• [Extract to read]

┌──

Constitutive androstane receptor (CAR) is the dominant transcriptional regulator of MRP3. Phenobarbital is the prototypic substrate of CAR. MRP3 expression is enhanced in patients with Dubin-Johnson syndrome and in Eisai hyperbilirubinemic rats, suggesting that conjugated bilirubin may also be a CAR substrate. A dose- and time-dependent induction of Abcc2 expression was observed in isolated rat hepatocytes cultured in the presence of xenobiotics, including vincristine, tamoxifen, or the pregnane X receptor (PXR)-ligand rifampicin, indicating that Abcc2 gene transcription may respond to substrates of MRP2 itself. The promoter regions of the human ABCC2 and rat Abcc2 genes have been identified. Sequence analysis of the human ABCC2 promoter showed a number of putative consensus binding sites for both ubiquitous and liver-enriched transcription factors, including activating protein 1, specificity protein 1, hepatocyte nuclear factors 1 and 4, as well as CAR, PXR, and FXR. An unusual sequence was identified 440 base pairs upstream of the ABCC2 transcription initiation site that binds with high-affinity to PXR, CAR, and FXR as heterodimers with RXR. Human and rodent hepatocytes reacted with a robust induction of ABCC2 mRNA levels on exposure to PXR, CAR, and FXR agonists—rifampicin, dexamethasone, pregnenolone 16α-carbonitrile, and spironolactone (PXR); phenobarbital (CAR); and chenodeoxycholic acid (FXR). Ugt1A1 in rodents has also been reported to be a PXR target gene. Like ABCC2, UGT1A1 contains a multicomponent enhancer element in its promoter region with CAR, PXR, and aryl hydrocarbon receptor motifs. In addition, both glucuronidation and secretion are induced by PXR and CAR agonists. Thus PXR and CAR are major regulators of bilirubin uptake, glucuronidation, and secretion. The various secretion transporters and the substances that they handle are shown in Table 58-3 .

└──

Reproduce the passage on CAR and PXR regulation of bilirubin transport word for word.

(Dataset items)
┌──

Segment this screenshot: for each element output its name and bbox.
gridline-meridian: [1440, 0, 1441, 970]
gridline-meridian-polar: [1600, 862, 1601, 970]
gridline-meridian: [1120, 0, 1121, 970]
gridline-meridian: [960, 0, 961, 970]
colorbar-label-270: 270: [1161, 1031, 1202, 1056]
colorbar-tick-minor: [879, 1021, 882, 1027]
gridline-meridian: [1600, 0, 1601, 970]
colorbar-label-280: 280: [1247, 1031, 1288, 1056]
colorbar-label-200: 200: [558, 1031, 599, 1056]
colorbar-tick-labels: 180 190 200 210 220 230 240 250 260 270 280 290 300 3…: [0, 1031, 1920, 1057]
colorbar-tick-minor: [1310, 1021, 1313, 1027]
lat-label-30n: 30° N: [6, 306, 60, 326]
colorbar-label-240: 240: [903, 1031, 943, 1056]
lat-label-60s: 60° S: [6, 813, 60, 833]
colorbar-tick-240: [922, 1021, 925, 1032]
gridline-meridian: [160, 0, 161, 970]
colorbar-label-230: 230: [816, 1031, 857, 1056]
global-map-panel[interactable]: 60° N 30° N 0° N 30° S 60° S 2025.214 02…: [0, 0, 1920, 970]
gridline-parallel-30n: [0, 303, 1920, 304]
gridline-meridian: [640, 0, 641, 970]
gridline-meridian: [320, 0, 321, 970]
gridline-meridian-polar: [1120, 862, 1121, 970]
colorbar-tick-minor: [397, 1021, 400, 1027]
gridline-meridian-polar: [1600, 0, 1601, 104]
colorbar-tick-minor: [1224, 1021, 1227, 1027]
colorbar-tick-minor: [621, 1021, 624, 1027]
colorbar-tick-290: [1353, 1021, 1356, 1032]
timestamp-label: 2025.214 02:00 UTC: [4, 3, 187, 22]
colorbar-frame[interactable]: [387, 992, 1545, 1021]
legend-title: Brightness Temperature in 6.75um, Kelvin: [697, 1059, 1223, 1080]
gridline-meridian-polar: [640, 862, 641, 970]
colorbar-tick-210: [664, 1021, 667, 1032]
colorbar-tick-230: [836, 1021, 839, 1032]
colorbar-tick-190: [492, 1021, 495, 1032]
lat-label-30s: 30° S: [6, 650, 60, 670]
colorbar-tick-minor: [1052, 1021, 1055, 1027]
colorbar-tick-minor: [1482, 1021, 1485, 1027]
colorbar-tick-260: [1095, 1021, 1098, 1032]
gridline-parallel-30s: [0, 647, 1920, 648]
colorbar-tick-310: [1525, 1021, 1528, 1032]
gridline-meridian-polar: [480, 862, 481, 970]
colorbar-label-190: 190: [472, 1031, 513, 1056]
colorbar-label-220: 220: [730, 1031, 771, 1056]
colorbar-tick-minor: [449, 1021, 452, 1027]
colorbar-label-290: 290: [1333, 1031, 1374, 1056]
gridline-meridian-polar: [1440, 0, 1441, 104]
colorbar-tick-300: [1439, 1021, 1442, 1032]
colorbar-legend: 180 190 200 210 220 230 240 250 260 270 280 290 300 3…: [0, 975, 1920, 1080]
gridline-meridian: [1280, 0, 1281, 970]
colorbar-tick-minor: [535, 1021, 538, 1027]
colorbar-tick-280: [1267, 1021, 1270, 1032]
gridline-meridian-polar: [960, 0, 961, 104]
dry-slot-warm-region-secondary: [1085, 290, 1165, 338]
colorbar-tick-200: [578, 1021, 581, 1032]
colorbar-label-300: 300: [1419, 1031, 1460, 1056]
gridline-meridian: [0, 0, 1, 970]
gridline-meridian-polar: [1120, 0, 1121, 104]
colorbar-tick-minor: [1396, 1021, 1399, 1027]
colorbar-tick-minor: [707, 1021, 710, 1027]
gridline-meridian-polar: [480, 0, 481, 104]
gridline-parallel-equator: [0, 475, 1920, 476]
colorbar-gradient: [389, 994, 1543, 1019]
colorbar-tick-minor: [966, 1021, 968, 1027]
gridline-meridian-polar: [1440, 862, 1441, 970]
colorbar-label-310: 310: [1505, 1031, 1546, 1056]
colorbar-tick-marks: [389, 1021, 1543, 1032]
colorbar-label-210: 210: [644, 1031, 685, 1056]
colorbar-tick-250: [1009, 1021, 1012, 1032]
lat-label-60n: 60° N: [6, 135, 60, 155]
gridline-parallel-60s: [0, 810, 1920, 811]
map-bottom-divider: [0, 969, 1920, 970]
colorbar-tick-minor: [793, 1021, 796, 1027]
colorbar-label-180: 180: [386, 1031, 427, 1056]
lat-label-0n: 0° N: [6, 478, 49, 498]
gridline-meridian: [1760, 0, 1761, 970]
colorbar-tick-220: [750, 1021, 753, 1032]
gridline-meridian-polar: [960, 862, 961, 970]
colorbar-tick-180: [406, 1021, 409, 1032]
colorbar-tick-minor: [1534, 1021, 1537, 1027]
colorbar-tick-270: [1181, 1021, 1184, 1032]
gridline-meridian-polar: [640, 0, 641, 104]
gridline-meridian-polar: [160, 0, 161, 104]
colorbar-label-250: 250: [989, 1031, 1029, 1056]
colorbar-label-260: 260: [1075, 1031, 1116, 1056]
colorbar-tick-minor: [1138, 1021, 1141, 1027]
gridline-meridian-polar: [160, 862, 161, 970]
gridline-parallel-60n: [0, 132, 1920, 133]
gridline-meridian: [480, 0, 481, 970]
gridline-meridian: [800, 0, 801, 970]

└──

• [Final answer]
Constitutive androstane receptor (CAR) is the dominant transcriptional regulator of MRP3. Phenobarbital is the prototypic substrate of CAR. MRP3 expression is enhanced in patients with Dubin-Johnson syndrome and in Eisai hyperbilirubinemic rats, suggesting that conjugated bilirubin may also be a CAR substrate. A dose- and time-dependent induction of Abcc2 expression was observed in isolated rat hepatocytes cultured in the presence of xenobiotics, including vincristine, tamoxifen, or the pregnane X receptor (PXR)-ligand rifampicin, indicating that Abcc2 gene transcription may respond to substrates of MRP2 itself. The promoter regions of the human ABCC2 and rat Abcc2 genes have been identified. Sequence analysis of the human ABCC2 promoter showed a number of putative consensus binding sites for both ubiquitous and liver-enriched transcription factors, including activating protein 1, specificity protein 1, hepatocyte nuclear factors 1 and 4, as well as CAR, PXR, and FXR. An unusual sequence was identified 440 base pairs upstream of the ABCC2 transcription initiation site that binds with high-affinity to PXR, CAR, and FXR as heterodimers with RXR. Human and rodent hepatocytes reacted with a robust induction of ABCC2 mRNA levels on exposure to PXR, CAR, and FXR agonists—rifampicin, dexamethasone, pregnenolone 16α-carbonitrile, and spironolactone (PXR); phenobarbital (CAR); and chenodeoxycholic acid (FXR). Ugt1A1 in rodents has also been reported to be a PXR target gene. Like ABCC2, UGT1A1 contains a multicomponent enhancer element in its promoter region with CAR, PXR, and aryl hydrocarbon receptor motifs. In addition, both glucuronidation and secretion are induced by PXR and CAR agonists. Thus PXR and CAR are major regulators of bilirubin uptake, glucuronidation, and secretion. The various secretion transporters and the substances that they handle are shown in Table 58-3 .